Restate every entry word for word.
========================================================================
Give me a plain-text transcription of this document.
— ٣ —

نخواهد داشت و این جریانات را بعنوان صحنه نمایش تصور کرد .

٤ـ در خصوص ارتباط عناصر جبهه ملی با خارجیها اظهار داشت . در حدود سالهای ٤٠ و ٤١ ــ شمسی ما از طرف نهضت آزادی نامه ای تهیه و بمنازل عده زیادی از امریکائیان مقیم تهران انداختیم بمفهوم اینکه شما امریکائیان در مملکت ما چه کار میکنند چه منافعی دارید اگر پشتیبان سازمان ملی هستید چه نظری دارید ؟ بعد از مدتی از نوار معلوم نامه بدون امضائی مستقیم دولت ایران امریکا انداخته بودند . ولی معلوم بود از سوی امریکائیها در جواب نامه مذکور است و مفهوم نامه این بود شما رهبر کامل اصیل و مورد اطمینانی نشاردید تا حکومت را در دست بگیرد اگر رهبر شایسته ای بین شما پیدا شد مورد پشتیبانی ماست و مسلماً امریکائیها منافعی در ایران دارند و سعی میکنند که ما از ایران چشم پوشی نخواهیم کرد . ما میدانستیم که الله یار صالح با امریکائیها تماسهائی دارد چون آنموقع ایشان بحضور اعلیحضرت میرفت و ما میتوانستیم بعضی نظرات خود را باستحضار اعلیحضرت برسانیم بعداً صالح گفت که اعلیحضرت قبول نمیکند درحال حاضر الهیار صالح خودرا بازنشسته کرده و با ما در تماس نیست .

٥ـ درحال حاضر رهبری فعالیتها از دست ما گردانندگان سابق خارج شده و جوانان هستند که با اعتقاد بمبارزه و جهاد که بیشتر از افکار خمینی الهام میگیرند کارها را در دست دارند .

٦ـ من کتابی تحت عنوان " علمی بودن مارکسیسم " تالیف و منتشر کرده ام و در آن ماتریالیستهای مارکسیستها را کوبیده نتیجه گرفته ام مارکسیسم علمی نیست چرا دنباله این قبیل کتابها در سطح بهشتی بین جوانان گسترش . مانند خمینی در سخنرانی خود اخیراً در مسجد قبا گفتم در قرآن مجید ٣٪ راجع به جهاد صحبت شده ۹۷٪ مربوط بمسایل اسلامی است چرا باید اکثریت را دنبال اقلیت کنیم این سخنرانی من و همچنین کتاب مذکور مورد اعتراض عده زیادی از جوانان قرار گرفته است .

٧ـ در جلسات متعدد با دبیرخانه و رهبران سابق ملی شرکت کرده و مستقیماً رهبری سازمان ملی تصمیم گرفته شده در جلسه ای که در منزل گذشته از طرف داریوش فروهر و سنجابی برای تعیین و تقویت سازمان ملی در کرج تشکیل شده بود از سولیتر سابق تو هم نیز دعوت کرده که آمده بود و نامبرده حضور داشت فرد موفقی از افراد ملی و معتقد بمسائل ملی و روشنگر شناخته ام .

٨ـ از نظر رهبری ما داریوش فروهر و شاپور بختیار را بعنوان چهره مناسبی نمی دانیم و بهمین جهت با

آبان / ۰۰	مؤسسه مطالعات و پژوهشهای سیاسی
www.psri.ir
========================================================================
Solution to this exercise:
Give me a plain-text transcription of this document.
— ٣ —

نخواهد داشت و این جریانات را بعنوان صحنه نمایش تصور کرد .

٤ـ در خصوص ارتباط عناصر جبهه ملی با خارجیها اظهار داشت . در حدود سالهای ٤٠ و ٤١ ــ شمسی ما از طرف نهضت آزادی نامه ای تهیه و بمنازل عده زیادی از امریکائیان مقیم تهران انداختیم بمفهوم اینکه شما امریکائیان در مملکت ما چه کار میکنند چه منافعی دارید اگر پشتیبان سازمان ملی هستید چه نظری دارید ؟ بعد از مدتی از نوار معلوم نامه بدون امضائی مستقیم دولت ایران امریکا انداخته بودند . ولی معلوم بود از سوی امریکائیها در جواب نامه مذکور است و مفهوم نامه این بود شما رهبر کامل اصیل و مورد اطمینانی نشاردید تا حکومت را در دست بگیرد اگر رهبر شایسته ای بین شما پیدا شد مورد پشتیبانی ماست و مسلماً امریکائیها منافعی در ایران دارند و سعی میکنند که ما از ایران چشم پوشی نخواهیم کرد . ما میدانستیم که الله یار صالح با امریکائیها تماسهائی دارد چون آنموقع ایشان بحضور اعلیحضرت میرفت و ما میتوانستیم بعضی نظرات خود را باستحضار اعلیحضرت برسانیم بعداً صالح گفت که اعلیحضرت قبول نمیکند درحال حاضر الهیار صالح خودرا بازنشسته کرده و با ما در تماس نیست .

٥ـ درحال حاضر رهبری فعالیتها از دست ما گردانندگان سابق خارج شده و جوانان هستند که با اعتقاد بمبارزه و جهاد که بیشتر از افکار خمینی الهام میگیرند کارها را در دست دارند .

٦ـ من کتابی تحت عنوان " علمی بودن مارکسیسم " تالیف و منتشر کرده ام و در آن ماتریالیستهای مارکسیستها را کوبیده نتیجه گرفته ام مارکسیسم علمی نیست چرا دنباله این قبیل کتابها در سطح بهشتی بین جوانان گسترش . مانند خمینی در سخنرانی خود اخیراً در مسجد قبا گفتم در قرآن مجید ٣٪ راجع به جهاد صحبت شده ۹۷٪ مربوط بمسایل اسلامی است چرا باید اکثریت را دنبال اقلیت کنیم این سخنرانی من و همچنین کتاب مذکور مورد اعتراض عده زیادی از جوانان قرار گرفته است .

٧ـ در جلسات متعدد با دبیرخانه و رهبران سابق ملی شرکت کرده و مستقیماً رهبری سازمان ملی تصمیم گرفته شده در جلسه ای که در منزل گذشته از طرف داریوش فروهر و سنجابی برای تعیین و تقویت سازمان ملی در کرج تشکیل شده بود از سولیتر سابق تو هم نیز دعوت کرده که آمده بود و نامبرده حضور داشت فرد موفقی از افراد ملی و معتقد بمسائل ملی و روشنگر شناخته ام .

٨ـ از نظر رهبری ما داریوش فروهر و شاپور بختیار را بعنوان چهره مناسبی نمی دانیم و بهمین جهت با

آبان / ۰۰	مؤسسه مطالعات و پژوهشهای سیاسی
www.psri.ir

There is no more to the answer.